TO BE DONE
1. Answer these questions using the word board games post.
(a) How many word board games does the post share?
(b) What is the maximum number of players in Bananagrams?
(c) What does a player call out after placing their last letter in their grid?
2. In the entries, reproduce the lines starting with the one that contains "category-label: Estados Unidos" and going on through the one that contains "bar-guatemala (152, 437, 175, 454)", with both of those lines included.

EXCERPTED PASSAGE
Or are you simply searching for something new to amuse you and your friends on game night?
If so, you have landed on the right page! In this post, we share the 9 best word board games for you and the crew. We picked these games based on the number of positive reviews and high ratings they got from satisfied consumers.
Instead of mindlessly scrolling through your social media accounts and wasting valuable time, it’s probably time to consider other hobbies like playing board games. You’ll might be surprised how much this activity can be beneficial to your soul, mind, and body.
Without further ado, let’s check out our list of the best word board games!
What You Will Learn
Best Word Board Games
Bananagrams is an excellent choice for parents who are looking to play word board games with their children. In addition to fun and entertainment, this anagram game promises an educational experience for kids, especially those who are starting to learn more complex words.
The rules are simple and easy to understand. First, you need to distribute the tiles among all players (maximum of eight players) facedown—21 tiles each for two to four players; 15 tiles each for five to six players; and, 11 tiles each for seven to eight players. Start the game by saying “Split!” and everyone turns their tiles over.
The objective of this game is to be the first person to use all their letters. You may form words horizontally from left to right, or vertically from top to bottom. You may also rearrange your grid any time you want. After placing your last letter in your grid, call out “Peel!” and everyone has to take another tile from the “Bunch.”

EXERCISE INPUT
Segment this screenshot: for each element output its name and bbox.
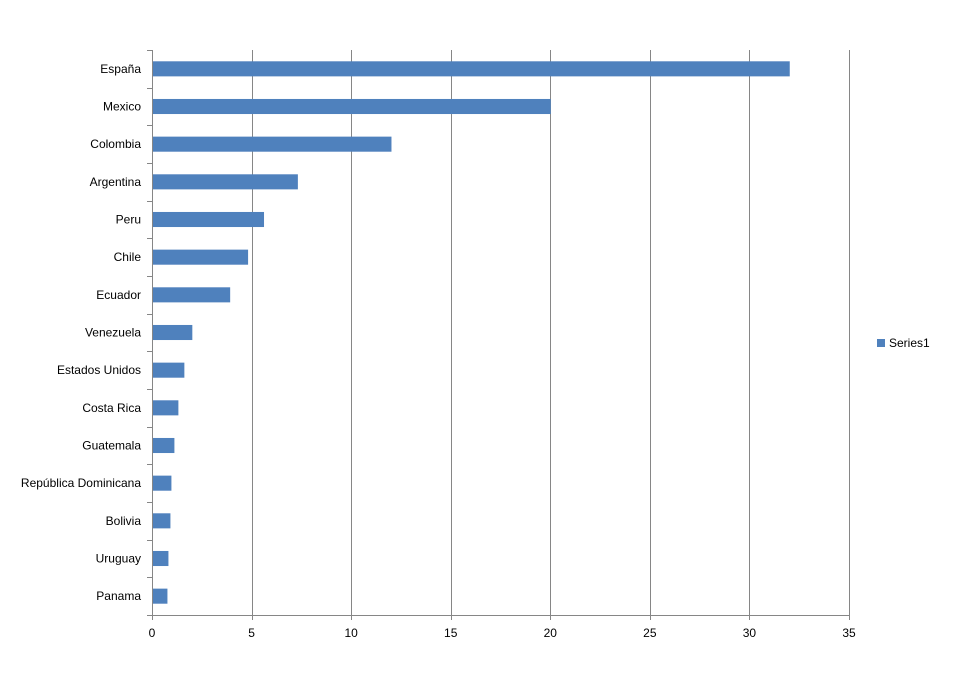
category-label: Estados Unidos (57, 363, 141, 377)
bar-uruguay (152, 550, 169, 567)
category-label: Peru (116, 213, 141, 227)
x-tick-label: 20 (544, 626, 558, 640)
legend-swatch (877, 339, 885, 347)
bar-rep-blica-dominicana (152, 475, 172, 491)
bar-panama (152, 588, 168, 604)
category-label: Chile (114, 250, 142, 264)
legend-label-series1: Series1 (889, 336, 930, 350)
x-tick-label: 10 (344, 626, 358, 640)
x-tick-label: 30 (743, 626, 757, 640)
bar-guatemala (152, 437, 175, 454)
bar-costa-rica (152, 400, 179, 416)
category-label: Bolivia (106, 514, 142, 528)
category-label: Venezuela (85, 326, 141, 340)
x-tick-label: 0 (149, 626, 156, 640)
bar-espa-a (152, 61, 790, 77)
bar-venezuela (152, 324, 193, 341)
category-labels: España Mexico Colombia Argentina Peru Chile Ec… (21, 62, 141, 603)
category-label: Mexico (103, 100, 141, 114)
bar-bolivia (152, 513, 171, 529)
x-tick-label: 15 (444, 626, 458, 640)
bar-chile (152, 249, 249, 265)
bar-colombia (152, 136, 392, 152)
bar-ecuador (152, 287, 231, 303)
axes (147, 50, 850, 620)
category-label: Ecuador (96, 288, 141, 302)
category-label: Panama (96, 589, 141, 603)
bar-argentina (152, 174, 298, 190)
x-tick-label: 25 (643, 626, 657, 640)
tick-labels: 0 5 10 15 20 25 30 35 (149, 626, 856, 640)
category-label: Argentina (90, 175, 142, 189)
bar-mexico (152, 98, 551, 115)
category-label: República Dominicana (21, 476, 141, 490)
category-label: Colombia (90, 137, 141, 151)
bar-peru (152, 211, 265, 228)
x-tick-label: 5 (248, 626, 255, 640)
bar-estados-unidos (152, 362, 185, 378)
category-label: España (100, 62, 141, 76)
category-label: Guatemala (82, 439, 141, 453)
category-label: Costa Rica (82, 401, 141, 415)
legend: Series1 (877, 336, 930, 350)
bars (152, 61, 790, 604)
x-tick-label: 35 (842, 626, 856, 640)
category-label: Uruguay (96, 552, 141, 566)
gridlines (252, 50, 850, 615)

RESPONSES BY TASK
1.
(a) 9
(b) Eight
(c) "Peel!"

2.
category-label: Estados Unidos (57, 363, 141, 377)
bar-uruguay (152, 550, 169, 567)
category-label: Peru (116, 213, 141, 227)
x-tick-label: 20 (544, 626, 558, 640)
legend-swatch (877, 339, 885, 347)
bar-rep-blica-dominicana (152, 475, 172, 491)
bar-panama (152, 588, 168, 604)
category-label: Chile (114, 250, 142, 264)
legend-label-series1: Series1 (889, 336, 930, 350)
x-tick-label: 10 (344, 626, 358, 640)
x-tick-label: 30 (743, 626, 757, 640)
bar-guatemala (152, 437, 175, 454)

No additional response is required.